#### TASK TO CARRY OUT
Return all lines that include the string "color".

(Figure dataset records)
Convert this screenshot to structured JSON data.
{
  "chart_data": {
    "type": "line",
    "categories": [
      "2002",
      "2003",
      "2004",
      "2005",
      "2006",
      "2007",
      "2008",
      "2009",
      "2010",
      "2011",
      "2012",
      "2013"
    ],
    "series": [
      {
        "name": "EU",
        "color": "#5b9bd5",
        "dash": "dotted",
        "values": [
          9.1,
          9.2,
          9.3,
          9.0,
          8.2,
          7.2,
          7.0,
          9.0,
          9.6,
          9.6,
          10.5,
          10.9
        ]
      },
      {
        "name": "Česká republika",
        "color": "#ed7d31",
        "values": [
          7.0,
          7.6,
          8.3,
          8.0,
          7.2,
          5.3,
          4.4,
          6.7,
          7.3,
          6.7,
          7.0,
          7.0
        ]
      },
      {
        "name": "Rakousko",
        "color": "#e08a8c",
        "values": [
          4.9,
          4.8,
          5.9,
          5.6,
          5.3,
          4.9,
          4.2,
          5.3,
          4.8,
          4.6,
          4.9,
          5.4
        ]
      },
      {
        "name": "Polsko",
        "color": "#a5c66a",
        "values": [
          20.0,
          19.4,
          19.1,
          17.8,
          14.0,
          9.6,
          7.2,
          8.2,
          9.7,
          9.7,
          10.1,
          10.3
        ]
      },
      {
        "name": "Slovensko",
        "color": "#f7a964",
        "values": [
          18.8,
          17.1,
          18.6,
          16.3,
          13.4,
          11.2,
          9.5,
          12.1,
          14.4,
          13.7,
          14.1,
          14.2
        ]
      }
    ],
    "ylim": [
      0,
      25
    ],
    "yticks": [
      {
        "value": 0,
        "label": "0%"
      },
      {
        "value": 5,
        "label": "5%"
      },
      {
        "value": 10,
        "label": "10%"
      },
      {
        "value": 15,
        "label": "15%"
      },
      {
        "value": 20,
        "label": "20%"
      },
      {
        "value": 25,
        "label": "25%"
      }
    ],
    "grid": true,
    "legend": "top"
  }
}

#### EXPECTED ANSWER
        "color": "#5b9bd5",
        "color": "#ed7d31",
        "color": "#e08a8c",
        "color": "#a5c66a",
        "color": "#f7a964",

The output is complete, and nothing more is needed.